BEGIN Given information

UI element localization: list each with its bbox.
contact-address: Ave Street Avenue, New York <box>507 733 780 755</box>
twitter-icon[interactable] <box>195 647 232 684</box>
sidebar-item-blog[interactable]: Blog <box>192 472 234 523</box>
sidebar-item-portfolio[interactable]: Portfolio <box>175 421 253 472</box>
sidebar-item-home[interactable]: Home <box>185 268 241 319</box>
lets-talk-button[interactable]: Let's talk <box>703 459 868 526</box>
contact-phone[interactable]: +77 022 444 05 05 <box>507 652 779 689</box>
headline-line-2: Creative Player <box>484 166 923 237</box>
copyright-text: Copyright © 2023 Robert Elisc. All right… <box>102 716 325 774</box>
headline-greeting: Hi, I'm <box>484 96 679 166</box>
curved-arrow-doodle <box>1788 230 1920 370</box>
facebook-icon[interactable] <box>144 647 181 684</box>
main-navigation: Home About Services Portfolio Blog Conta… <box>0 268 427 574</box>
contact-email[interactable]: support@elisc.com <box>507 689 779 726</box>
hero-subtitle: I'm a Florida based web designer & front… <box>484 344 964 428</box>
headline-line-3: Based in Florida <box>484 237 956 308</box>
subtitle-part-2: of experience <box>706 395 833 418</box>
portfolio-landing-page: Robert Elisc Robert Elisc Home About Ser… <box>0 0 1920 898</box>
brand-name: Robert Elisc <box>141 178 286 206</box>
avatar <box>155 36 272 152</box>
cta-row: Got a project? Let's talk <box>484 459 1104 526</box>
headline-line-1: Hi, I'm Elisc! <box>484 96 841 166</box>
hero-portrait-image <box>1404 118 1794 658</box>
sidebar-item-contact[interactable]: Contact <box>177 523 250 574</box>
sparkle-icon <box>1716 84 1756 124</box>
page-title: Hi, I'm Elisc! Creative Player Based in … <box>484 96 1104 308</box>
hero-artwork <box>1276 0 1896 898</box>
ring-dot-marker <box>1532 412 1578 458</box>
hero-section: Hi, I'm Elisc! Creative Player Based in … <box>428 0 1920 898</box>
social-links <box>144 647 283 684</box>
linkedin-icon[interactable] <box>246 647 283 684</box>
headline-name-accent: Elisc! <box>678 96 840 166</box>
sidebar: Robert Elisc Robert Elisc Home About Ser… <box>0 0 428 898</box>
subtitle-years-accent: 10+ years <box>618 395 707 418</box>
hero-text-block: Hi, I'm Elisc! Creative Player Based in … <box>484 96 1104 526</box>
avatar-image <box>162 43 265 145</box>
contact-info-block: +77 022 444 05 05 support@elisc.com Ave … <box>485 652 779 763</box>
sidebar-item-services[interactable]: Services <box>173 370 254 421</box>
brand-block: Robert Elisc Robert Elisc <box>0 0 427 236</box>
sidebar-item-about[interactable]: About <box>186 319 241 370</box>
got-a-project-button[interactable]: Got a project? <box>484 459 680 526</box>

END Given information

**Your objective**. Please format each line of the data above as one string in a JSON list, leaving out blank lines.

**Output of the task**.
[
  "UI element localization: list each with its bbox.",
  "contact-address: Ave Street Avenue, New York <box>507 733 780 755</box>",
  "twitter-icon[interactable] <box>195 647 232 684</box>",
  "sidebar-item-blog[interactable]: Blog <box>192 472 234 523</box>",
  "sidebar-item-portfolio[interactable]: Portfolio <box>175 421 253 472</box>",
  "sidebar-item-home[interactable]: Home <box>185 268 241 319</box>",
  "lets-talk-button[interactable]: Let's talk <box>703 459 868 526</box>",
  "contact-phone[interactable]: +77 022 444 05 05 <box>507 652 779 689</box>",
  "headline-line-2: Creative Player <box>484 166 923 237</box>",
  "copyright-text: Copyright © 2023 Robert Elisc. All right… <box>102 716 325 774</box>",
  "headline-greeting: Hi, I'm <box>484 96 679 166</box>",
  "curved-arrow-doodle <box>1788 230 1920 370</box>",
  "facebook-icon[interactable] <box>144 647 181 684</box>",
  "main-navigation: Home About Services Portfolio Blog Conta… <box>0 268 427 574</box>",
  "contact-email[interactable]: support@elisc.com <box>507 689 779 726</box>",
  "hero-subtitle: I'm a Florida based web designer & front… <box>484 344 964 428</box>",
  "headline-line-3: Based in Florida <box>484 237 956 308</box>",
  "subtitle-part-2: of experience <box>706 395 833 418</box>",
  "portfolio-landing-page: Robert Elisc Robert Elisc Home About Ser… <box>0 0 1920 898</box>",
  "brand-name: Robert Elisc <box>141 178 286 206</box>",
  "avatar <box>155 36 272 152</box>",
  "cta-row: Got a project? Let's talk <box>484 459 1104 526</box>",
  "headline-line-1: Hi, I'm Elisc! <box>484 96 841 166</box>",
  "hero-portrait-image <box>1404 118 1794 658</box>",
  "sidebar-item-contact[interactable]: Contact <box>177 523 250 574</box>",
  "sparkle-icon <box>1716 84 1756 124</box>",
  "page-title: Hi, I'm Elisc! Creative Player Based in … <box>484 96 1104 308</box>",
  "hero-artwork <box>1276 0 1896 898</box>",
  "ring-dot-marker <box>1532 412 1578 458</box>",
  "hero-section: Hi, I'm Elisc! Creative Player Based in … <box>428 0 1920 898</box>",
  "social-links <box>144 647 283 684</box>",
  "linkedin-icon[interactable] <box>246 647 283 684</box>",
  "headline-name-accent: Elisc! <box>678 96 840 166</box>",
  "sidebar: Robert Elisc Robert Elisc Home About Ser… <box>0 0 428 898</box>",
  "subtitle-years-accent: 10+ years <box>618 395 707 418</box>",
  "hero-text-block: Hi, I'm Elisc! Creative Player Based in … <box>484 96 1104 526</box>",
  "avatar-image <box>162 43 265 145</box>",
  "contact-info-block: +77 022 444 05 05 support@elisc.com Ave … <box>485 652 779 763</box>",
  "sidebar-item-services[interactable]: Services <box>173 370 254 421</box>",
  "brand-block: Robert Elisc Robert Elisc <box>0 0 427 236</box>",
  "sidebar-item-about[interactable]: About <box>186 319 241 370</box>",
  "got-a-project-button[interactable]: Got a project? <box>484 459 680 526</box>"
]